- Task directions:
Write out each line in which the string "JSON" is present.

Dataset entries
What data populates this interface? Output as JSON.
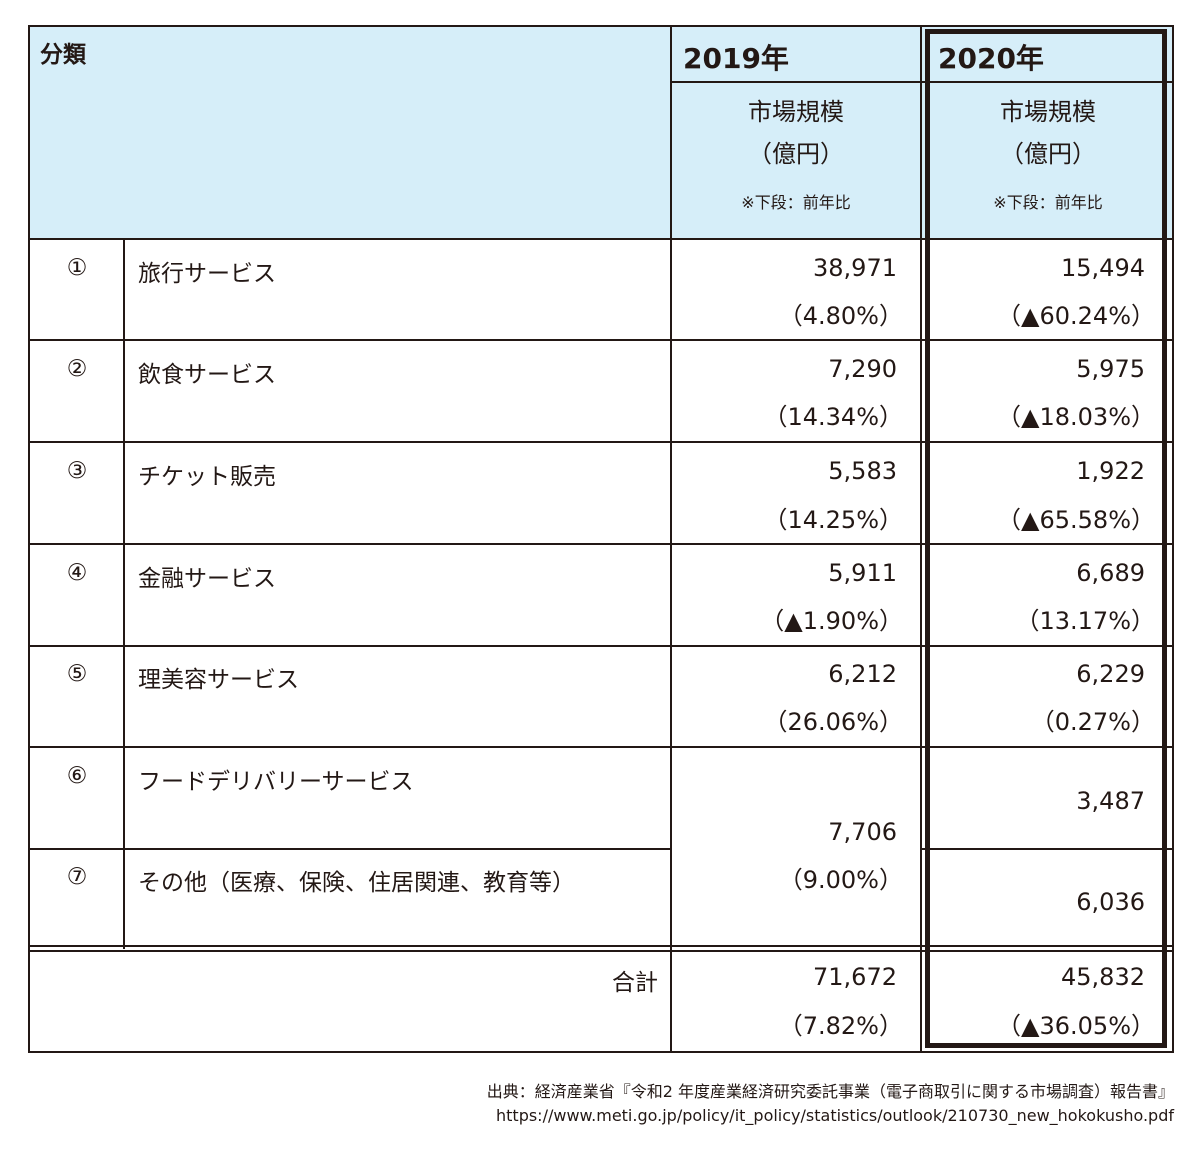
{
  "header": {
    "category_label": "分類",
    "year_2019": "2019年",
    "year_2020": "2020年",
    "metric_line1": "市場規模",
    "metric_line2": "（億円）",
    "note": "※下段：前年比"
  },
  "rows": [
    {
      "num": "①",
      "name": "旅行サービス",
      "v2019": "38,971",
      "p2019": "（4.80%）",
      "v2020": "15,494",
      "p2020": "（▲60.24%）"
    },
    {
      "num": "②",
      "name": "飲食サービス",
      "v2019": "7,290",
      "p2019": "（14.34%）",
      "v2020": "5,975",
      "p2020": "（▲18.03%）"
    },
    {
      "num": "③",
      "name": "チケット販売",
      "v2019": "5,583",
      "p2019": "（14.25%）",
      "v2020": "1,922",
      "p2020": "（▲65.58%）"
    },
    {
      "num": "④",
      "name": "金融サービス",
      "v2019": "5,911",
      "p2019": "（▲1.90%）",
      "v2020": "6,689",
      "p2020": "（13.17%）"
    },
    {
      "num": "⑤",
      "name": "理美容サービス",
      "v2019": "6,212",
      "p2019": "（26.06%）",
      "v2020": "6,229",
      "p2020": "（0.27%）"
    },
    {
      "num": "⑥",
      "name": "フードデリバリーサービス",
      "v2020": "3,487"
    },
    {
      "num": "⑦",
      "name": "その他（医療、保険、住居関連、教育等）",
      "v2020": "6,036"
    }
  ],
  "merged_2019": {
    "value": "7,706",
    "pct": "（9.00%）"
  },
  "total": {
    "label": "合計",
    "v2019": "71,672",
    "p2019": "（7.82%）",
    "v2020": "45,832",
    "p2020": "（▲36.05%）"
  },
  "source": {
    "line1": "出典：経済産業省『令和2 年度産業経済研究委託事業（電子商取引に関する市場調査）報告書』",
    "line2": "https://www.meti.go.jp/policy/it_policy/statistics/outlook/210730_new_hokokusho.pdf"
  },
  "colors": {
    "header_bg": "#d6eef9",
    "text": "#231815"
  }
}
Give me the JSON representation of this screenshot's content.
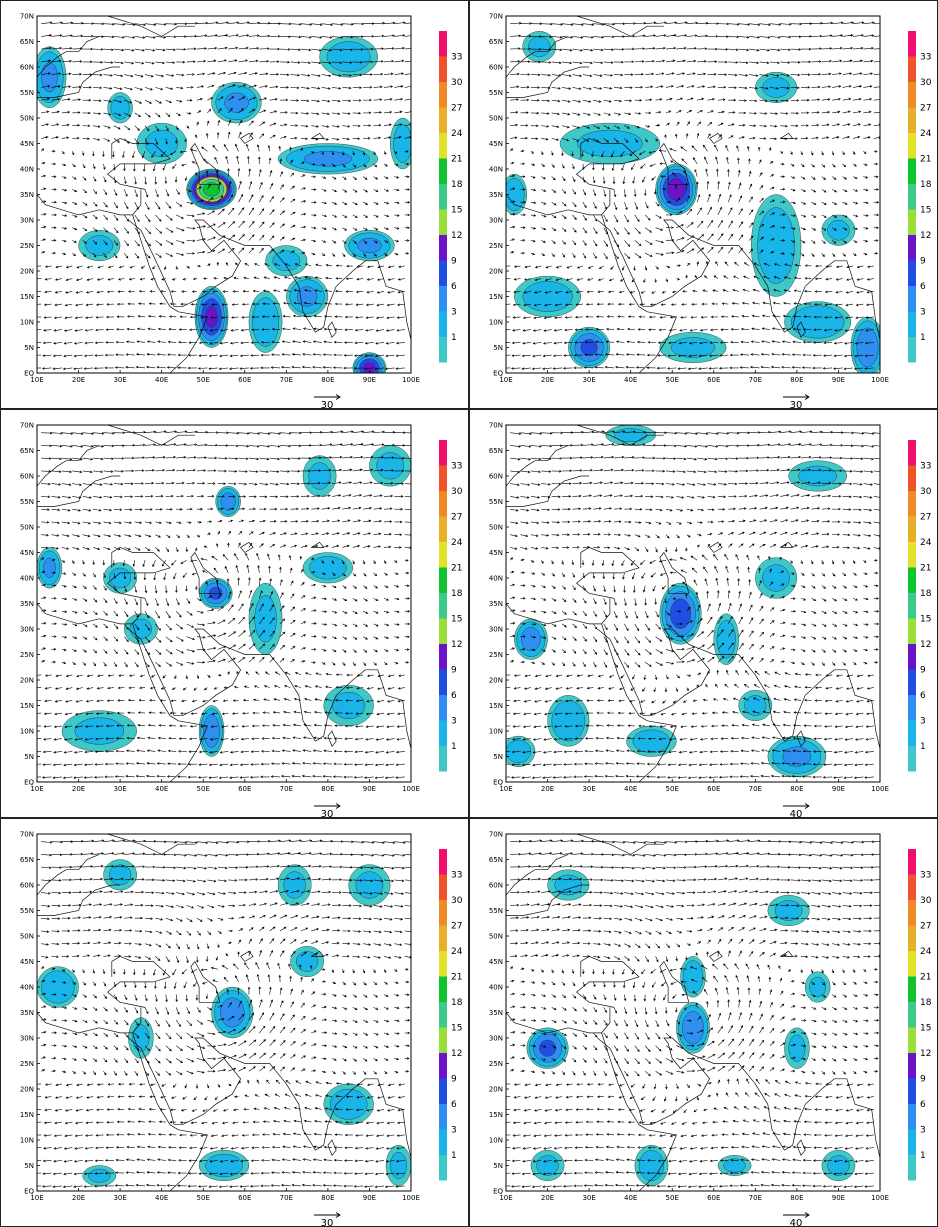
{
  "figure": {
    "panels": [
      {
        "id": "p1",
        "row": 0,
        "col": 0,
        "ref_vector_label": "30",
        "blobs": [
          {
            "lon": 52,
            "lat": 36,
            "rx": 6,
            "ry": 4,
            "max": 22
          },
          {
            "lon": 52,
            "lat": 11,
            "rx": 4,
            "ry": 6,
            "max": 12
          },
          {
            "lon": 90,
            "lat": 1,
            "rx": 4,
            "ry": 3,
            "max": 12
          },
          {
            "lon": 58,
            "lat": 53,
            "rx": 6,
            "ry": 4,
            "max": 6
          },
          {
            "lon": 80,
            "lat": 42,
            "rx": 12,
            "ry": 3,
            "max": 6
          },
          {
            "lon": 13,
            "lat": 58,
            "rx": 4,
            "ry": 6,
            "max": 6
          },
          {
            "lon": 30,
            "lat": 52,
            "rx": 3,
            "ry": 3,
            "max": 4
          },
          {
            "lon": 90,
            "lat": 25,
            "rx": 6,
            "ry": 3,
            "max": 6
          },
          {
            "lon": 75,
            "lat": 15,
            "rx": 5,
            "ry": 4,
            "max": 6
          },
          {
            "lon": 65,
            "lat": 10,
            "rx": 4,
            "ry": 6,
            "max": 5
          },
          {
            "lon": 25,
            "lat": 25,
            "rx": 5,
            "ry": 3,
            "max": 3
          },
          {
            "lon": 98,
            "lat": 45,
            "rx": 3,
            "ry": 5,
            "max": 4
          },
          {
            "lon": 40,
            "lat": 45,
            "rx": 6,
            "ry": 4,
            "max": 3
          },
          {
            "lon": 85,
            "lat": 62,
            "rx": 7,
            "ry": 4,
            "max": 4
          },
          {
            "lon": 70,
            "lat": 22,
            "rx": 5,
            "ry": 3,
            "max": 3
          }
        ]
      },
      {
        "id": "p2",
        "row": 0,
        "col": 1,
        "ref_vector_label": "30",
        "blobs": [
          {
            "lon": 51,
            "lat": 36,
            "rx": 5,
            "ry": 5,
            "max": 13
          },
          {
            "lon": 30,
            "lat": 5,
            "rx": 5,
            "ry": 4,
            "max": 9
          },
          {
            "lon": 97,
            "lat": 5,
            "rx": 4,
            "ry": 6,
            "max": 8
          },
          {
            "lon": 75,
            "lat": 25,
            "rx": 6,
            "ry": 10,
            "max": 4
          },
          {
            "lon": 35,
            "lat": 45,
            "rx": 12,
            "ry": 4,
            "max": 3
          },
          {
            "lon": 20,
            "lat": 15,
            "rx": 8,
            "ry": 4,
            "max": 4
          },
          {
            "lon": 12,
            "lat": 35,
            "rx": 3,
            "ry": 4,
            "max": 5
          },
          {
            "lon": 85,
            "lat": 10,
            "rx": 8,
            "ry": 4,
            "max": 5
          },
          {
            "lon": 55,
            "lat": 5,
            "rx": 8,
            "ry": 3,
            "max": 3
          },
          {
            "lon": 18,
            "lat": 64,
            "rx": 4,
            "ry": 3,
            "max": 3
          },
          {
            "lon": 90,
            "lat": 28,
            "rx": 4,
            "ry": 3,
            "max": 3
          },
          {
            "lon": 75,
            "lat": 56,
            "rx": 5,
            "ry": 3,
            "max": 3
          }
        ]
      },
      {
        "id": "p3",
        "row": 1,
        "col": 0,
        "ref_vector_label": "30",
        "blobs": [
          {
            "lon": 53,
            "lat": 37,
            "rx": 4,
            "ry": 3,
            "max": 9
          },
          {
            "lon": 52,
            "lat": 10,
            "rx": 3,
            "ry": 5,
            "max": 8
          },
          {
            "lon": 56,
            "lat": 55,
            "rx": 3,
            "ry": 3,
            "max": 7
          },
          {
            "lon": 13,
            "lat": 42,
            "rx": 3,
            "ry": 4,
            "max": 6
          },
          {
            "lon": 65,
            "lat": 32,
            "rx": 4,
            "ry": 7,
            "max": 3
          },
          {
            "lon": 80,
            "lat": 42,
            "rx": 6,
            "ry": 3,
            "max": 4
          },
          {
            "lon": 25,
            "lat": 10,
            "rx": 9,
            "ry": 4,
            "max": 3
          },
          {
            "lon": 85,
            "lat": 15,
            "rx": 6,
            "ry": 4,
            "max": 3
          },
          {
            "lon": 35,
            "lat": 30,
            "rx": 4,
            "ry": 3,
            "max": 3
          },
          {
            "lon": 78,
            "lat": 60,
            "rx": 4,
            "ry": 4,
            "max": 3
          },
          {
            "lon": 95,
            "lat": 62,
            "rx": 5,
            "ry": 4,
            "max": 3
          },
          {
            "lon": 30,
            "lat": 40,
            "rx": 4,
            "ry": 3,
            "max": 3
          }
        ]
      },
      {
        "id": "p4",
        "row": 1,
        "col": 1,
        "ref_vector_label": "40",
        "blobs": [
          {
            "lon": 52,
            "lat": 33,
            "rx": 5,
            "ry": 6,
            "max": 10
          },
          {
            "lon": 16,
            "lat": 28,
            "rx": 4,
            "ry": 4,
            "max": 7
          },
          {
            "lon": 80,
            "lat": 5,
            "rx": 7,
            "ry": 4,
            "max": 6
          },
          {
            "lon": 25,
            "lat": 12,
            "rx": 5,
            "ry": 5,
            "max": 5
          },
          {
            "lon": 63,
            "lat": 28,
            "rx": 3,
            "ry": 5,
            "max": 4
          },
          {
            "lon": 45,
            "lat": 8,
            "rx": 6,
            "ry": 3,
            "max": 4
          },
          {
            "lon": 75,
            "lat": 40,
            "rx": 5,
            "ry": 4,
            "max": 3
          },
          {
            "lon": 13,
            "lat": 6,
            "rx": 4,
            "ry": 3,
            "max": 4
          },
          {
            "lon": 85,
            "lat": 60,
            "rx": 7,
            "ry": 3,
            "max": 3
          },
          {
            "lon": 70,
            "lat": 15,
            "rx": 4,
            "ry": 3,
            "max": 3
          },
          {
            "lon": 40,
            "lat": 68,
            "rx": 6,
            "ry": 2,
            "max": 3
          }
        ]
      },
      {
        "id": "p5",
        "row": 2,
        "col": 0,
        "ref_vector_label": "30",
        "blobs": [
          {
            "lon": 57,
            "lat": 35,
            "rx": 5,
            "ry": 5,
            "max": 7
          },
          {
            "lon": 15,
            "lat": 40,
            "rx": 5,
            "ry": 4,
            "max": 5
          },
          {
            "lon": 55,
            "lat": 5,
            "rx": 6,
            "ry": 3,
            "max": 4
          },
          {
            "lon": 85,
            "lat": 17,
            "rx": 6,
            "ry": 4,
            "max": 4
          },
          {
            "lon": 35,
            "lat": 30,
            "rx": 3,
            "ry": 4,
            "max": 3
          },
          {
            "lon": 90,
            "lat": 60,
            "rx": 5,
            "ry": 4,
            "max": 3
          },
          {
            "lon": 72,
            "lat": 60,
            "rx": 4,
            "ry": 4,
            "max": 3
          },
          {
            "lon": 25,
            "lat": 3,
            "rx": 4,
            "ry": 2,
            "max": 3
          },
          {
            "lon": 97,
            "lat": 5,
            "rx": 3,
            "ry": 4,
            "max": 3
          },
          {
            "lon": 75,
            "lat": 45,
            "rx": 4,
            "ry": 3,
            "max": 3
          },
          {
            "lon": 30,
            "lat": 62,
            "rx": 4,
            "ry": 3,
            "max": 3
          }
        ]
      },
      {
        "id": "p6",
        "row": 2,
        "col": 1,
        "ref_vector_label": "40",
        "blobs": [
          {
            "lon": 20,
            "lat": 28,
            "rx": 5,
            "ry": 4,
            "max": 9
          },
          {
            "lon": 55,
            "lat": 32,
            "rx": 4,
            "ry": 5,
            "max": 8
          },
          {
            "lon": 55,
            "lat": 42,
            "rx": 3,
            "ry": 4,
            "max": 5
          },
          {
            "lon": 45,
            "lat": 5,
            "rx": 4,
            "ry": 4,
            "max": 4
          },
          {
            "lon": 20,
            "lat": 5,
            "rx": 4,
            "ry": 3,
            "max": 3
          },
          {
            "lon": 90,
            "lat": 5,
            "rx": 4,
            "ry": 3,
            "max": 3
          },
          {
            "lon": 78,
            "lat": 55,
            "rx": 5,
            "ry": 3,
            "max": 3
          },
          {
            "lon": 80,
            "lat": 28,
            "rx": 3,
            "ry": 4,
            "max": 3
          },
          {
            "lon": 65,
            "lat": 5,
            "rx": 4,
            "ry": 2,
            "max": 3
          },
          {
            "lon": 25,
            "lat": 60,
            "rx": 5,
            "ry": 3,
            "max": 3
          },
          {
            "lon": 85,
            "lat": 40,
            "rx": 3,
            "ry": 3,
            "max": 3
          }
        ]
      }
    ]
  },
  "colorbar": {
    "labels": [
      "33",
      "30",
      "27",
      "24",
      "21",
      "18",
      "15",
      "12",
      "9",
      "6",
      "3",
      "1"
    ],
    "levels": [
      1,
      3,
      6,
      9,
      12,
      15,
      18,
      21,
      24,
      27,
      30,
      33,
      36
    ],
    "colors": [
      "#3fc8c8",
      "#19b4e8",
      "#2e8ff0",
      "#1f4ee0",
      "#6a13c8",
      "#9ade3a",
      "#3cc98a",
      "#10c430",
      "#e2e22a",
      "#e7b028",
      "#ef8a26",
      "#f0532a",
      "#f0106c"
    ]
  },
  "axes": {
    "lat_labels": [
      "EQ",
      "5N",
      "10N",
      "15N",
      "20N",
      "25N",
      "30N",
      "35N",
      "40N",
      "45N",
      "50N",
      "55N",
      "60N",
      "65N",
      "70N"
    ],
    "lon_labels": [
      "10E",
      "20E",
      "30E",
      "40E",
      "50E",
      "60E",
      "70E",
      "80E",
      "90E",
      "100E"
    ],
    "lon_range": [
      10,
      100
    ],
    "lat_range": [
      0,
      70
    ]
  }
}
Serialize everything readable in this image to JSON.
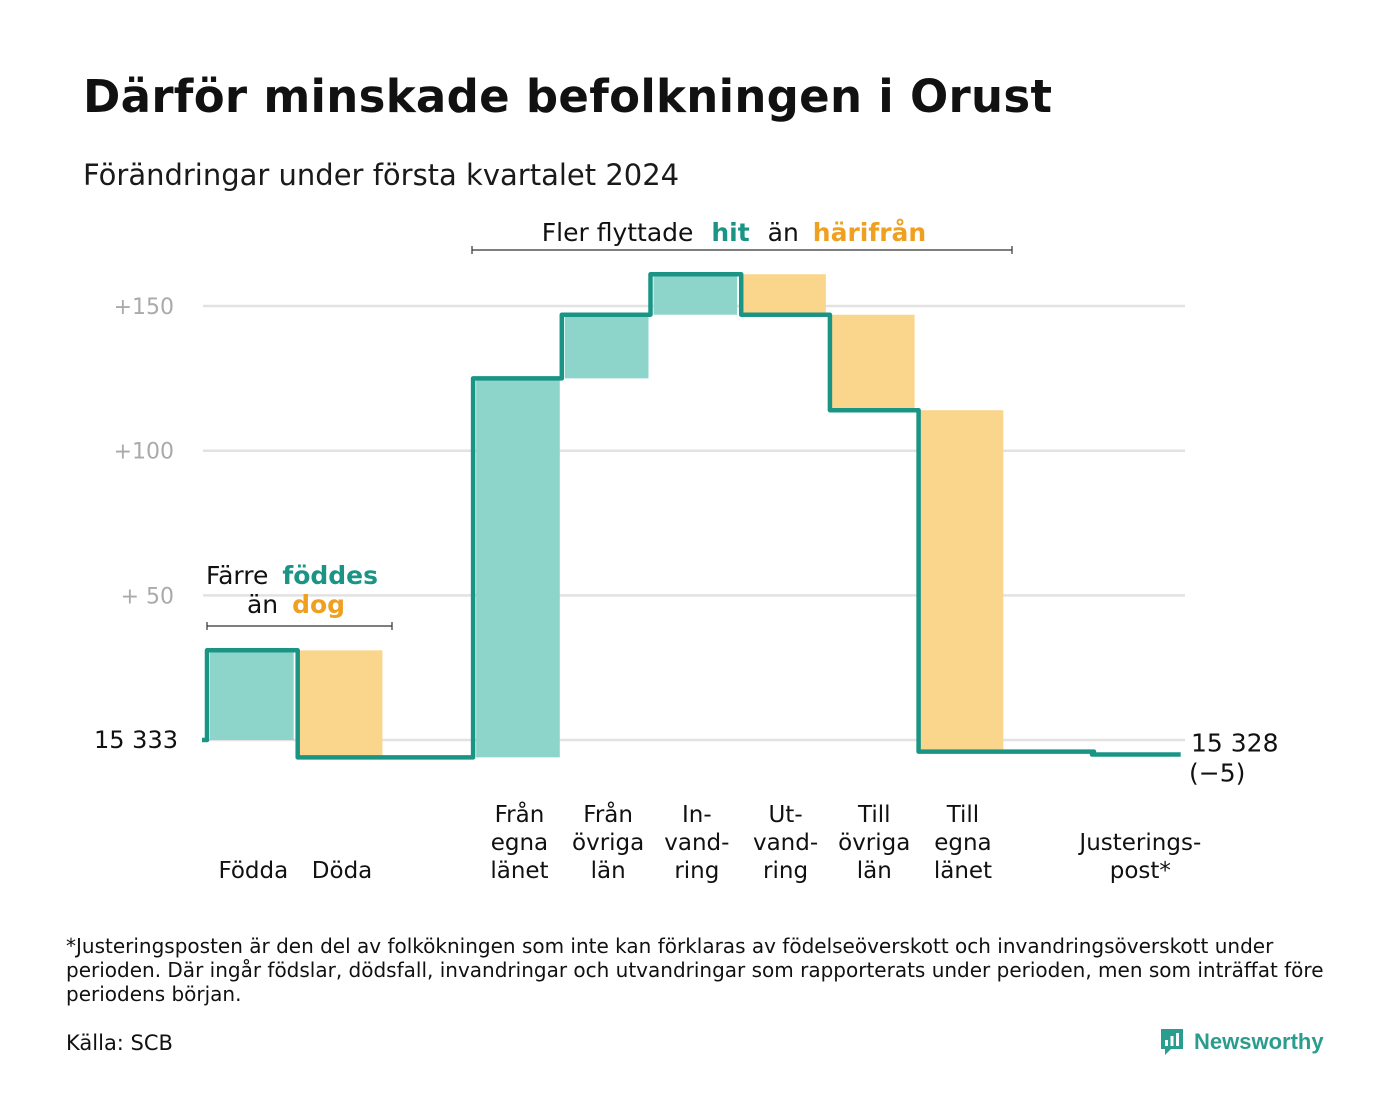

- Task response:
What data populates this interface? Output as JSON.
Give me the JSON representation of this screenshot's content.
Serialize everything readable in this image to JSON.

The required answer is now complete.